| To be done |
Please count the lines below that contain the string "legend", where case matters, and give only that number.

-- START OF Data to use --

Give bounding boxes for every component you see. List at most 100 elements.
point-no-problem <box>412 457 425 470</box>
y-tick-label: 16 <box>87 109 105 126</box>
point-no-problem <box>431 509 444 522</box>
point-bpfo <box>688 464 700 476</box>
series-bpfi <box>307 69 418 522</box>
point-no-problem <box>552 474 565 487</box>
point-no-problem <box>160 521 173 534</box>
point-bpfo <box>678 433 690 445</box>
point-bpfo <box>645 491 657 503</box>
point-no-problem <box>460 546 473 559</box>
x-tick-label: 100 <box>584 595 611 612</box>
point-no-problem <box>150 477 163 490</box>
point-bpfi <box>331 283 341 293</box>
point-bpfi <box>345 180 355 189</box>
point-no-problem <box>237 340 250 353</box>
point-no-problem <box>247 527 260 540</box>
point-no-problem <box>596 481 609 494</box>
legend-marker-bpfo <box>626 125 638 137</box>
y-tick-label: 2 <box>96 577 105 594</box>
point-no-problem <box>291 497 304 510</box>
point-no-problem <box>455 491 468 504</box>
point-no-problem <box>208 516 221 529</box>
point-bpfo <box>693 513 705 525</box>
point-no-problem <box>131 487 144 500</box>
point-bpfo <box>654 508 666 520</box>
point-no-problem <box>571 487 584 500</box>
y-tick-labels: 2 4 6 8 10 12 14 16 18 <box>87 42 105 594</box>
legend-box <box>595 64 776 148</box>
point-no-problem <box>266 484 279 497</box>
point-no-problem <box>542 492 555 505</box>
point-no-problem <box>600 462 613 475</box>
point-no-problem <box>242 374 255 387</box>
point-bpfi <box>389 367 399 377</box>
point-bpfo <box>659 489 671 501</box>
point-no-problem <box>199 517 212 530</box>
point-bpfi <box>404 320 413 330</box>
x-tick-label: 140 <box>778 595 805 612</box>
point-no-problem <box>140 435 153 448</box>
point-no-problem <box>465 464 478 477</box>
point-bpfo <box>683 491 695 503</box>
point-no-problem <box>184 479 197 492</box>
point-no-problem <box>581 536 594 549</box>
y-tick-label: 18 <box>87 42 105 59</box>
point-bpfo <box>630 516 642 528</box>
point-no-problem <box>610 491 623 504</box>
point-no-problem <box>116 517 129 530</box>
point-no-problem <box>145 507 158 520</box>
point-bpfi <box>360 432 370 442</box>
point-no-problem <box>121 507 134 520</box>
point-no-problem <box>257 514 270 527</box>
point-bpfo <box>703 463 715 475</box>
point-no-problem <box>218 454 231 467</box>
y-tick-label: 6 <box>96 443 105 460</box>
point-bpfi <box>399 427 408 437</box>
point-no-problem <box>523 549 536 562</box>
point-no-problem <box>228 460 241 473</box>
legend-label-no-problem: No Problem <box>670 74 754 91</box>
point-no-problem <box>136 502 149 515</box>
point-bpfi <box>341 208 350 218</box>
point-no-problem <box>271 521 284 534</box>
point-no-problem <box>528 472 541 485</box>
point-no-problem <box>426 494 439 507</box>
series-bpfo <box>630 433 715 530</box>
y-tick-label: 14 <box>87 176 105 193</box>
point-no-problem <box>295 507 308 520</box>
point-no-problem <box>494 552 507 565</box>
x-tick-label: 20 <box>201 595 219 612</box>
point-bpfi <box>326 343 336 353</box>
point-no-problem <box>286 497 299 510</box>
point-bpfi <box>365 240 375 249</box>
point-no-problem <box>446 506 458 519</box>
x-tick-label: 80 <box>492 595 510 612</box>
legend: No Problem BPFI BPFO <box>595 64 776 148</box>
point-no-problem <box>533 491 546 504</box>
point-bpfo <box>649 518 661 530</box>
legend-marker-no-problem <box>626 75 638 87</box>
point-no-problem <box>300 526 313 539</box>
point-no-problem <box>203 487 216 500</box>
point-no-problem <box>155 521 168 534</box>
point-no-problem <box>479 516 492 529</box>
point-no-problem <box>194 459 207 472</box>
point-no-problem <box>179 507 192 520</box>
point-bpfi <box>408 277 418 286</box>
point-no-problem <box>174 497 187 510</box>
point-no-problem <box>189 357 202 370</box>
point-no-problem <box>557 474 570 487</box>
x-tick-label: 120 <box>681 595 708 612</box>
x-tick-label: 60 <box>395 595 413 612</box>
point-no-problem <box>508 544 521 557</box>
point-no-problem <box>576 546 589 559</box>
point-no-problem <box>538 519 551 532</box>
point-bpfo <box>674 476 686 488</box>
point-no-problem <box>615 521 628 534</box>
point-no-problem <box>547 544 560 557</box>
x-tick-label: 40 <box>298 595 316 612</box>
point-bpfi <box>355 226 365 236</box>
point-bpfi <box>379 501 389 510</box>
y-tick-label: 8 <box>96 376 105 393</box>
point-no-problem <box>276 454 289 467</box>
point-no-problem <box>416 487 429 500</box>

-- END OF Data to use --

| Task solution |
5